(Collected data entries)
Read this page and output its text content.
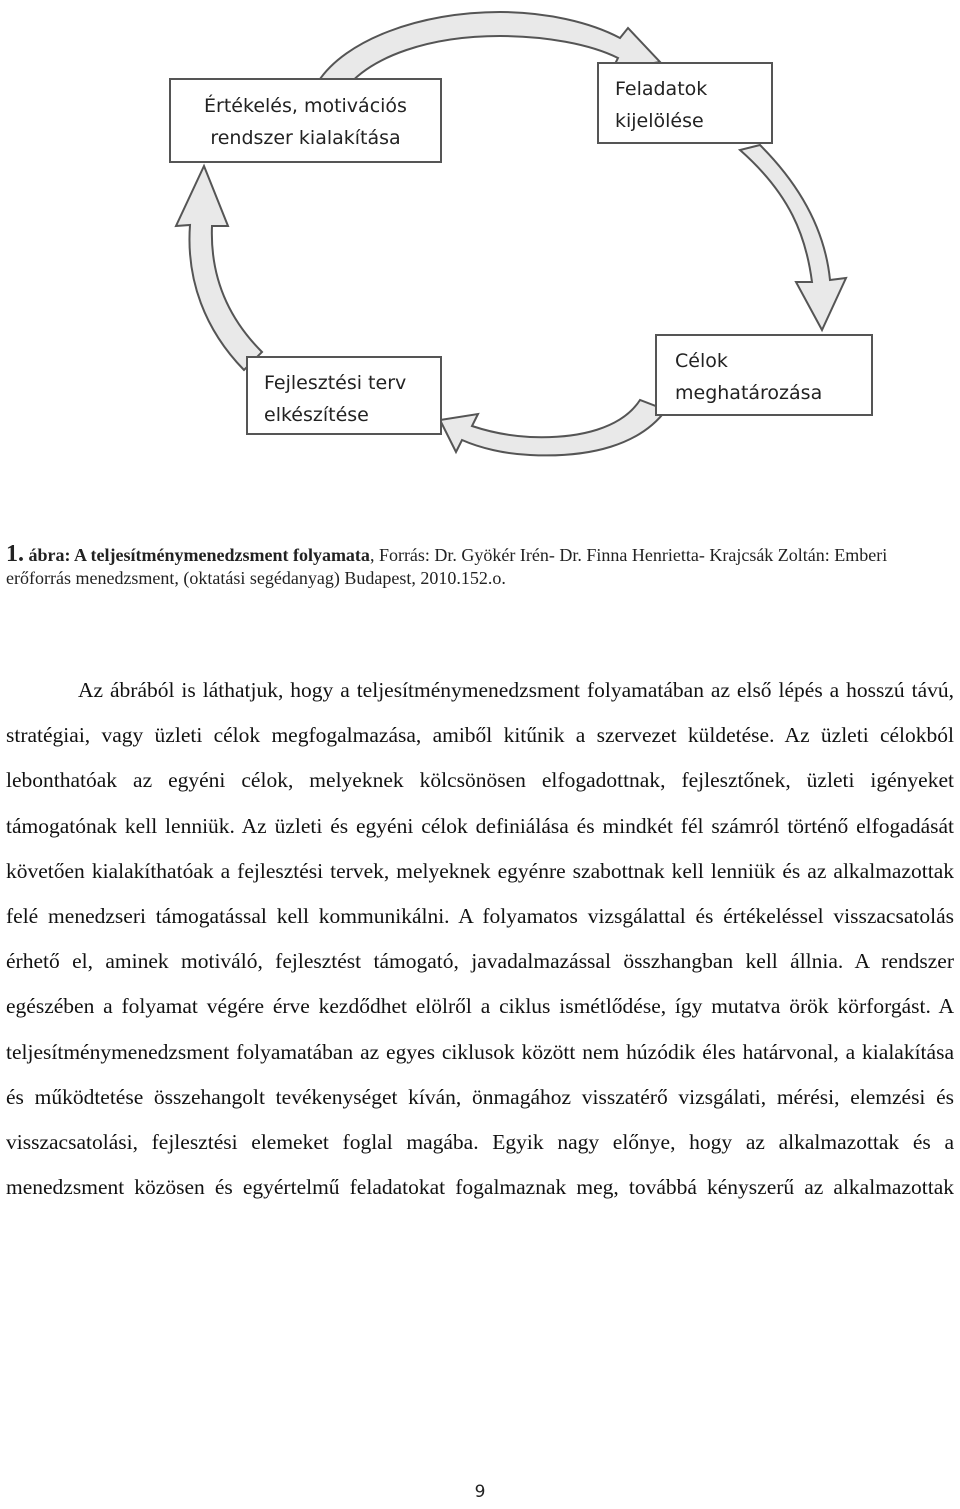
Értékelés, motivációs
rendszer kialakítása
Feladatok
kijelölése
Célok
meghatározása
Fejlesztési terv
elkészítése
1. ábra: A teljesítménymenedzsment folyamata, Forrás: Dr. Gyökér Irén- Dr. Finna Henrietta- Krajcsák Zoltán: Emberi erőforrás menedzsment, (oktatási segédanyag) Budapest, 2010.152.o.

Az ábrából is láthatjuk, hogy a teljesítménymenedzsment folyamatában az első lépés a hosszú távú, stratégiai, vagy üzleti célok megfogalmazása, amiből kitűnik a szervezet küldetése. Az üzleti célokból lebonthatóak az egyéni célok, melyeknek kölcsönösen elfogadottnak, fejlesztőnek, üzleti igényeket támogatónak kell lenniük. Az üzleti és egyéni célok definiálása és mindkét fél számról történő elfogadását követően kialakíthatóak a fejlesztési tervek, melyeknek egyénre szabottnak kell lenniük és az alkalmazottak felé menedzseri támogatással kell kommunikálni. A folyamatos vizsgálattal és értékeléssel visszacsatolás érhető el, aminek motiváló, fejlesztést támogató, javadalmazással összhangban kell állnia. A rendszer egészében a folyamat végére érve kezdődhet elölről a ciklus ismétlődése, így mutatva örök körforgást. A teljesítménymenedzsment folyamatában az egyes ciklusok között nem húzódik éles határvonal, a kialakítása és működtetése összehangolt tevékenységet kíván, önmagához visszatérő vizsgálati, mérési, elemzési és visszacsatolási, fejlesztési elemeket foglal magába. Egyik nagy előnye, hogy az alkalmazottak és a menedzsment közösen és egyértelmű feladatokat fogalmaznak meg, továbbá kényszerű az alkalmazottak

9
==
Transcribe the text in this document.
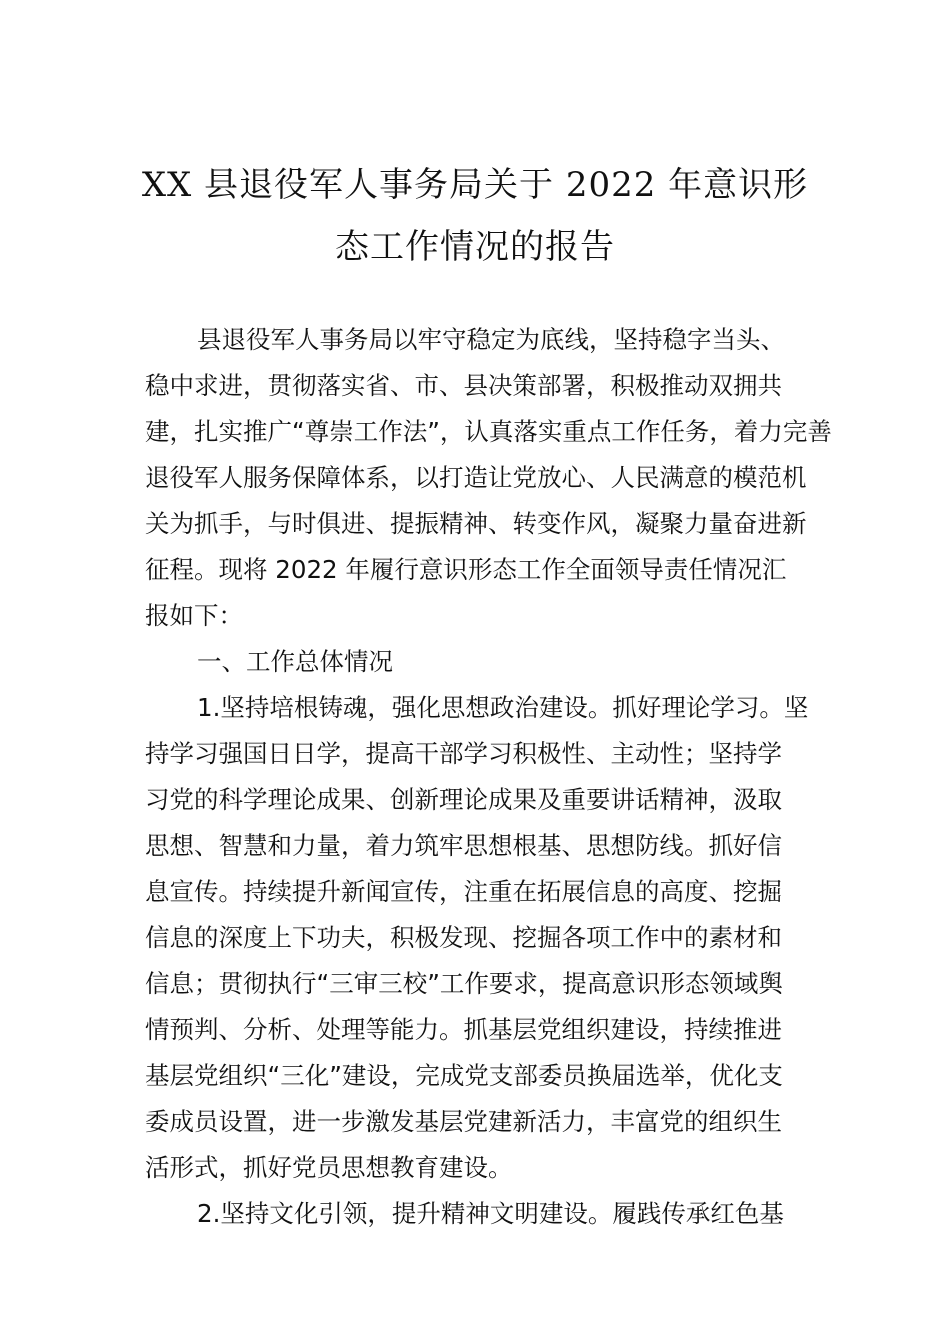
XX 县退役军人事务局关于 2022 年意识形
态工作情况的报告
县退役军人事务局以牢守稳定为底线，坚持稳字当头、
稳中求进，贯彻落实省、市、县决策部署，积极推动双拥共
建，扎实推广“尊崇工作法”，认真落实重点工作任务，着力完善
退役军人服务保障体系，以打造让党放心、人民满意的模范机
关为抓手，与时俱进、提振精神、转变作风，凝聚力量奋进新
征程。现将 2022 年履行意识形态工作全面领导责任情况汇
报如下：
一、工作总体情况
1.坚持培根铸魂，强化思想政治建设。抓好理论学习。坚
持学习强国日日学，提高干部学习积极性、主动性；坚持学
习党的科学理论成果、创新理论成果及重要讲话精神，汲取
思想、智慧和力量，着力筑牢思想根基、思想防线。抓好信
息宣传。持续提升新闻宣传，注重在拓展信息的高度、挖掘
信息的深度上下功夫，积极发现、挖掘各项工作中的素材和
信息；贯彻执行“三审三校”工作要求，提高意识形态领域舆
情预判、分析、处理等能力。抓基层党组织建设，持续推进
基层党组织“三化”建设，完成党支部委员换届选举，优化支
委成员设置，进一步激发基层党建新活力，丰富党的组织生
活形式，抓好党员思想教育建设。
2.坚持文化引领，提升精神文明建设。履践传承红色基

#### [WHAT THE TASK ASKS]
From the data, pick out every line that includes "this".

#### [TASK SOLUTION]
Read this page and output its text content.
Transcribe the text in this document.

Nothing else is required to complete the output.